(WHAT THIS TASK INVOLVES)
Copy each entry as it stands, leaving nothing out.

(DATASET EXCERPTS)

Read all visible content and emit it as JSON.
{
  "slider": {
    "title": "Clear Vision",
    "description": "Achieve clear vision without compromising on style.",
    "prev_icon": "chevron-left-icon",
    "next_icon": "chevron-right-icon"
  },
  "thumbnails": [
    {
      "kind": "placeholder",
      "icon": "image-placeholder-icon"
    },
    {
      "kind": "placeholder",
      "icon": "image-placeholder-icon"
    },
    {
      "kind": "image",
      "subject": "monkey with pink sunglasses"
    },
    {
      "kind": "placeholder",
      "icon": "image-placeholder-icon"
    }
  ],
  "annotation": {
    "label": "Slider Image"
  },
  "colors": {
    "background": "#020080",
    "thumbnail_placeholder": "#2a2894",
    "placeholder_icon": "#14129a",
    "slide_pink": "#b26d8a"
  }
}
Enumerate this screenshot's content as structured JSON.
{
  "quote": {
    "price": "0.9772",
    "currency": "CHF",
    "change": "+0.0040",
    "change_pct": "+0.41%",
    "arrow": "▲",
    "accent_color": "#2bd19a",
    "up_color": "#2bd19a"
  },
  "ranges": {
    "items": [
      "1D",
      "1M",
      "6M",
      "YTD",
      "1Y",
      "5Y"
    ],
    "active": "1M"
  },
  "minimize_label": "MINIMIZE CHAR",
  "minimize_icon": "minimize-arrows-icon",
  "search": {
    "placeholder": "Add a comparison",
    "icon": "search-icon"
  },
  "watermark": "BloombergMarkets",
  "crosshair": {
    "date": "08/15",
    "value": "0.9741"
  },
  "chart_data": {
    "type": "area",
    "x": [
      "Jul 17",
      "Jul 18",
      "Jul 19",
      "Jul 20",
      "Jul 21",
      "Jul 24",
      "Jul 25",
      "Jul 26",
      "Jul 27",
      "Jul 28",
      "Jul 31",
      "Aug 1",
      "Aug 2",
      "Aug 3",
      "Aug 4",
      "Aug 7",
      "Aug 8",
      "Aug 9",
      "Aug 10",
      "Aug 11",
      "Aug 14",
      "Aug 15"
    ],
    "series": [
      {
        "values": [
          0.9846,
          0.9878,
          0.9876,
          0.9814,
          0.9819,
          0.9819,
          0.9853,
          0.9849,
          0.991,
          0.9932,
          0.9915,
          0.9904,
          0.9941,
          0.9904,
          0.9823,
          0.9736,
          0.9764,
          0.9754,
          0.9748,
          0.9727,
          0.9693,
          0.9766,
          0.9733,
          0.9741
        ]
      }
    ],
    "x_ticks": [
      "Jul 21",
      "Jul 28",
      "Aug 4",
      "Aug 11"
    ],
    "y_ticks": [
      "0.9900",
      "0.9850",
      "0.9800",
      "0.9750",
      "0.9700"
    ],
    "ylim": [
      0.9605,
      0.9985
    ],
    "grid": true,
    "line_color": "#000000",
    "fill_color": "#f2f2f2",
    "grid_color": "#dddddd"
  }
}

(OUTPUT OF THE EXERCISE)
Read all visible content and emit it as JSON.
{
  "slider": {
    "title": "Clear Vision",
    "description": "Achieve clear vision without compromising on style.",
    "prev_icon": "chevron-left-icon",
    "next_icon": "chevron-right-icon"
  },
  "thumbnails": [
    {
      "kind": "placeholder",
      "icon": "image-placeholder-icon"
    },
    {
      "kind": "placeholder",
      "icon": "image-placeholder-icon"
    },
    {
      "kind": "image",
      "subject": "monkey with pink sunglasses"
    },
    {
      "kind": "placeholder",
      "icon": "image-placeholder-icon"
    }
  ],
  "annotation": {
    "label": "Slider Image"
  },
  "colors": {
    "background": "#020080",
    "thumbnail_placeholder": "#2a2894",
    "placeholder_icon": "#14129a",
    "slide_pink": "#b26d8a"
  }
}
Enumerate this screenshot's content as structured JSON.
{
  "quote": {
    "price": "0.9772",
    "currency": "CHF",
    "change": "+0.0040",
    "change_pct": "+0.41%",
    "arrow": "▲",
    "accent_color": "#2bd19a",
    "up_color": "#2bd19a"
  },
  "ranges": {
    "items": [
      "1D",
      "1M",
      "6M",
      "YTD",
      "1Y",
      "5Y"
    ],
    "active": "1M"
  },
  "minimize_label": "MINIMIZE CHAR",
  "minimize_icon": "minimize-arrows-icon",
  "search": {
    "placeholder": "Add a comparison",
    "icon": "search-icon"
  },
  "watermark": "BloombergMarkets",
  "crosshair": {
    "date": "08/15",
    "value": "0.9741"
  },
  "chart_data": {
    "type": "area",
    "x": [
      "Jul 17",
      "Jul 18",
      "Jul 19",
      "Jul 20",
      "Jul 21",
      "Jul 24",
      "Jul 25",
      "Jul 26",
      "Jul 27",
      "Jul 28",
      "Jul 31",
      "Aug 1",
      "Aug 2",
      "Aug 3",
      "Aug 4",
      "Aug 7",
      "Aug 8",
      "Aug 9",
      "Aug 10",
      "Aug 11",
      "Aug 14",
      "Aug 15"
    ],
    "series": [
      {
        "values": [
          0.9846,
          0.9878,
          0.9876,
          0.9814,
          0.9819,
          0.9819,
          0.9853,
          0.9849,
          0.991,
          0.9932,
          0.9915,
          0.9904,
          0.9941,
          0.9904,
          0.9823,
          0.9736,
          0.9764,
          0.9754,
          0.9748,
          0.9727,
          0.9693,
          0.9766,
          0.9733,
          0.9741
        ]
      }
    ],
    "x_ticks": [
      "Jul 21",
      "Jul 28",
      "Aug 4",
      "Aug 11"
    ],
    "y_ticks": [
      "0.9900",
      "0.9850",
      "0.9800",
      "0.9750",
      "0.9700"
    ],
    "ylim": [
      0.9605,
      0.9985
    ],
    "grid": true,
    "line_color": "#000000",
    "fill_color": "#f2f2f2",
    "grid_color": "#dddddd"
  }
}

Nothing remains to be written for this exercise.